## begin

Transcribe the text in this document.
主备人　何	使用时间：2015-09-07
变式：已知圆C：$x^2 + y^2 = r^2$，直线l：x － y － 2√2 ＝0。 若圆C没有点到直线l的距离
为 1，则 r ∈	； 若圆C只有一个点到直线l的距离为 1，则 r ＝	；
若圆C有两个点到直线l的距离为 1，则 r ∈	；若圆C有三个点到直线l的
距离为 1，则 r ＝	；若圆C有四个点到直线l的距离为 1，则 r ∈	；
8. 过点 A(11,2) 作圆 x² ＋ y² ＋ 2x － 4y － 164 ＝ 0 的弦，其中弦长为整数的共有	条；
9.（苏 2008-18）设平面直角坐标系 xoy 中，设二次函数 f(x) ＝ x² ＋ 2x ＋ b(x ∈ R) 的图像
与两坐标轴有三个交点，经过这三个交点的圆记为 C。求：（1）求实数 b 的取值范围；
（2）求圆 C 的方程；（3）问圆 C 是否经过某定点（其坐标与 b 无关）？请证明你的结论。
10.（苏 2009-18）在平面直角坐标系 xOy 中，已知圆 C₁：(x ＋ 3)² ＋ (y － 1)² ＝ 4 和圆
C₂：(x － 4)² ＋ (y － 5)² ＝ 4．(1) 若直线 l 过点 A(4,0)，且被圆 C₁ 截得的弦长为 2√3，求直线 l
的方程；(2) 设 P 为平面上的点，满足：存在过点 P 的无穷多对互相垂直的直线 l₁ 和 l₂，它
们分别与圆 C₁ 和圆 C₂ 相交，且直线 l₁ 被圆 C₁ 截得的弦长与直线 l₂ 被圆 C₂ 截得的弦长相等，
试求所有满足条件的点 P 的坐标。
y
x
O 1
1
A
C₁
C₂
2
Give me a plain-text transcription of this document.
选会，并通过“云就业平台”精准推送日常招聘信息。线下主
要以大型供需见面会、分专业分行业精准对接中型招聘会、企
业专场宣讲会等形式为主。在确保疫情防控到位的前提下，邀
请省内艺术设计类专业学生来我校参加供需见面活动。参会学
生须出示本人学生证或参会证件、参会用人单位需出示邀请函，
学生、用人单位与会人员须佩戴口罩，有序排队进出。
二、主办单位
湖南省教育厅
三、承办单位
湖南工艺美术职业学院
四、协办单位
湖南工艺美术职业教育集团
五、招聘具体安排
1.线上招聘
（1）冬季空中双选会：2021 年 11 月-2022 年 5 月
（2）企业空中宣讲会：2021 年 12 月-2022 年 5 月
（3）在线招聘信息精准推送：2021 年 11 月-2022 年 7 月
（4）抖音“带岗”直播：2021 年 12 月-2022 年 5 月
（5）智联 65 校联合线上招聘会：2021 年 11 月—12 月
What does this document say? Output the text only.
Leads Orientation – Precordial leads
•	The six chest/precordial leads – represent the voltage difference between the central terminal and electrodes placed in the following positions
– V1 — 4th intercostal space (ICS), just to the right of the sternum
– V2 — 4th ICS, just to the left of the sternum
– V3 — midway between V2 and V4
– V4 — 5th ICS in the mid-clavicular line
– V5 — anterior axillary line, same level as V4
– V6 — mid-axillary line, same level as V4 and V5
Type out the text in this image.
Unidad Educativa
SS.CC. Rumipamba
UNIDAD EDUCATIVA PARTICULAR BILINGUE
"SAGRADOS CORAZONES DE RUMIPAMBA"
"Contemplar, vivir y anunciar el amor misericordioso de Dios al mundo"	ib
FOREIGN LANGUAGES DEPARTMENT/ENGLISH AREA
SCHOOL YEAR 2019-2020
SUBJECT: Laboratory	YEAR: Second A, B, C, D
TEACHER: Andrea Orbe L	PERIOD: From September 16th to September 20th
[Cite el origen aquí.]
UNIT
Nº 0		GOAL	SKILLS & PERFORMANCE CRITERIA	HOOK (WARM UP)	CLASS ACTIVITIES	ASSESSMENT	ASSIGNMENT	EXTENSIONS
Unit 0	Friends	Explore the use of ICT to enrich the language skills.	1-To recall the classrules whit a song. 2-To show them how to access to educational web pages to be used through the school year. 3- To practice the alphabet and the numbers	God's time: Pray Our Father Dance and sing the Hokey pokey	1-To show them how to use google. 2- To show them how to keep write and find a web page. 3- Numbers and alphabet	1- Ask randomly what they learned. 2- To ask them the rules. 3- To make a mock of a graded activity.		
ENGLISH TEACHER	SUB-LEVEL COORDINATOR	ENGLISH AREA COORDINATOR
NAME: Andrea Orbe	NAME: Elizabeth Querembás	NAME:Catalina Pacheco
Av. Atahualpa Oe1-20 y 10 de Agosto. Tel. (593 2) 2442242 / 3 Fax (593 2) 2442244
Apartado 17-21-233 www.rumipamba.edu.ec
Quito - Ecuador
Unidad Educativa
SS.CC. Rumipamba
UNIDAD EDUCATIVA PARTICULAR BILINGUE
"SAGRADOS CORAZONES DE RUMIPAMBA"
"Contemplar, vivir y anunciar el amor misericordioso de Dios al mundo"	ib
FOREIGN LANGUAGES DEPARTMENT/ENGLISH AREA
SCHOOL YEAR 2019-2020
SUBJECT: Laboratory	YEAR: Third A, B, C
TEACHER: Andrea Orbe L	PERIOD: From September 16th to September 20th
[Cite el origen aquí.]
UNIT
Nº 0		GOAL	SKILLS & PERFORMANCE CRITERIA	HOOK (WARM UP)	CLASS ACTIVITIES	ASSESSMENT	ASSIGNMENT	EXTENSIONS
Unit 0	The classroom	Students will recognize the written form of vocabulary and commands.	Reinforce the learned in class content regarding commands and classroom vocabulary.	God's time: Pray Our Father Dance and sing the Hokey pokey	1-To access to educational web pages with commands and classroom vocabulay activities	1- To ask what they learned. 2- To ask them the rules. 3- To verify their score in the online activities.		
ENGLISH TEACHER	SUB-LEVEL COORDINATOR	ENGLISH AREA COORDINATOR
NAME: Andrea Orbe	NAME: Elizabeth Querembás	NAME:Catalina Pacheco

## end

**What you will do:** Set all of the entries down again, exactly as they were given.

**Exercise output:**
Transcribe the text in this document.
主备人　何	使用时间：2015-09-07
变式：已知圆C：$x^2 + y^2 = r^2$，直线l：x － y － 2√2 ＝0。 若圆C没有点到直线l的距离
为 1，则 r ∈	； 若圆C只有一个点到直线l的距离为 1，则 r ＝	；
若圆C有两个点到直线l的距离为 1，则 r ∈	；若圆C有三个点到直线l的
距离为 1，则 r ＝	；若圆C有四个点到直线l的距离为 1，则 r ∈	；
8. 过点 A(11,2) 作圆 x² ＋ y² ＋ 2x － 4y － 164 ＝ 0 的弦，其中弦长为整数的共有	条；
9.（苏 2008-18）设平面直角坐标系 xoy 中，设二次函数 f(x) ＝ x² ＋ 2x ＋ b(x ∈ R) 的图像
与两坐标轴有三个交点，经过这三个交点的圆记为 C。求：（1）求实数 b 的取值范围；
（2）求圆 C 的方程；（3）问圆 C 是否经过某定点（其坐标与 b 无关）？请证明你的结论。
10.（苏 2009-18）在平面直角坐标系 xOy 中，已知圆 C₁：(x ＋ 3)² ＋ (y － 1)² ＝ 4 和圆
C₂：(x － 4)² ＋ (y － 5)² ＝ 4．(1) 若直线 l 过点 A(4,0)，且被圆 C₁ 截得的弦长为 2√3，求直线 l
的方程；(2) 设 P 为平面上的点，满足：存在过点 P 的无穷多对互相垂直的直线 l₁ 和 l₂，它
们分别与圆 C₁ 和圆 C₂ 相交，且直线 l₁ 被圆 C₁ 截得的弦长与直线 l₂ 被圆 C₂ 截得的弦长相等，
试求所有满足条件的点 P 的坐标。
y
x
O 1
1
A
C₁
C₂
2
Give me a plain-text transcription of this document.
选会，并通过“云就业平台”精准推送日常招聘信息。线下主
要以大型供需见面会、分专业分行业精准对接中型招聘会、企
业专场宣讲会等形式为主。在确保疫情防控到位的前提下，邀
请省内艺术设计类专业学生来我校参加供需见面活动。参会学
生须出示本人学生证或参会证件、参会用人单位需出示邀请函，
学生、用人单位与会人员须佩戴口罩，有序排队进出。
二、主办单位
湖南省教育厅
三、承办单位
湖南工艺美术职业学院
四、协办单位
湖南工艺美术职业教育集团
五、招聘具体安排
1.线上招聘
（1）冬季空中双选会：2021 年 11 月-2022 年 5 月
（2）企业空中宣讲会：2021 年 12 月-2022 年 5 月
（3）在线招聘信息精准推送：2021 年 11 月-2022 年 7 月
（4）抖音“带岗”直播：2021 年 12 月-2022 年 5 月
（5）智联 65 校联合线上招聘会：2021 年 11 月—12 月
What does this document say? Output the text only.
Leads Orientation – Precordial leads
•	The six chest/precordial leads – represent the voltage difference between the central terminal and electrodes placed in the following positions
– V1 — 4th intercostal space (ICS), just to the right of the sternum
– V2 — 4th ICS, just to the left of the sternum
– V3 — midway between V2 and V4
– V4 — 5th ICS in the mid-clavicular line
– V5 — anterior axillary line, same level as V4
– V6 — mid-axillary line, same level as V4 and V5
Type out the text in this image.
Unidad Educativa
SS.CC. Rumipamba
UNIDAD EDUCATIVA PARTICULAR BILINGUE
"SAGRADOS CORAZONES DE RUMIPAMBA"
"Contemplar, vivir y anunciar el amor misericordioso de Dios al mundo"	ib
FOREIGN LANGUAGES DEPARTMENT/ENGLISH AREA
SCHOOL YEAR 2019-2020
SUBJECT: Laboratory	YEAR: Second A, B, C, D
TEACHER: Andrea Orbe L	PERIOD: From September 16th to September 20th
[Cite el origen aquí.]
UNIT
Nº 0		GOAL	SKILLS & PERFORMANCE CRITERIA	HOOK (WARM UP)	CLASS ACTIVITIES	ASSESSMENT	ASSIGNMENT	EXTENSIONS
Unit 0	Friends	Explore the use of ICT to enrich the language skills.	1-To recall the classrules whit a song. 2-To show them how to access to educational web pages to be used through the school year. 3- To practice the alphabet and the numbers	God's time: Pray Our Father Dance and sing the Hokey pokey	1-To show them how to use google. 2- To show them how to keep write and find a web page. 3- Numbers and alphabet	1- Ask randomly what they learned. 2- To ask them the rules. 3- To make a mock of a graded activity.		
ENGLISH TEACHER	SUB-LEVEL COORDINATOR	ENGLISH AREA COORDINATOR
NAME: Andrea Orbe	NAME: Elizabeth Querembás	NAME:Catalina Pacheco
Av. Atahualpa Oe1-20 y 10 de Agosto. Tel. (593 2) 2442242 / 3 Fax (593 2) 2442244
Apartado 17-21-233 www.rumipamba.edu.ec
Quito - Ecuador
Unidad Educativa
SS.CC. Rumipamba
UNIDAD EDUCATIVA PARTICULAR BILINGUE
"SAGRADOS CORAZONES DE RUMIPAMBA"
"Contemplar, vivir y anunciar el amor misericordioso de Dios al mundo"	ib
FOREIGN LANGUAGES DEPARTMENT/ENGLISH AREA
SCHOOL YEAR 2019-2020
SUBJECT: Laboratory	YEAR: Third A, B, C
TEACHER: Andrea Orbe L	PERIOD: From September 16th to September 20th
[Cite el origen aquí.]
UNIT
Nº 0		GOAL	SKILLS & PERFORMANCE CRITERIA	HOOK (WARM UP)	CLASS ACTIVITIES	ASSESSMENT	ASSIGNMENT	EXTENSIONS
Unit 0	The classroom	Students will recognize the written form of vocabulary and commands.	Reinforce the learned in class content regarding commands and classroom vocabulary.	God's time: Pray Our Father Dance and sing the Hokey pokey	1-To access to educational web pages with commands and classroom vocabulay activities	1- To ask what they learned. 2- To ask them the rules. 3- To verify their score in the online activities.		
ENGLISH TEACHER	SUB-LEVEL COORDINATOR	ENGLISH AREA COORDINATOR
NAME: Andrea Orbe	NAME: Elizabeth Querembás	NAME:Catalina Pacheco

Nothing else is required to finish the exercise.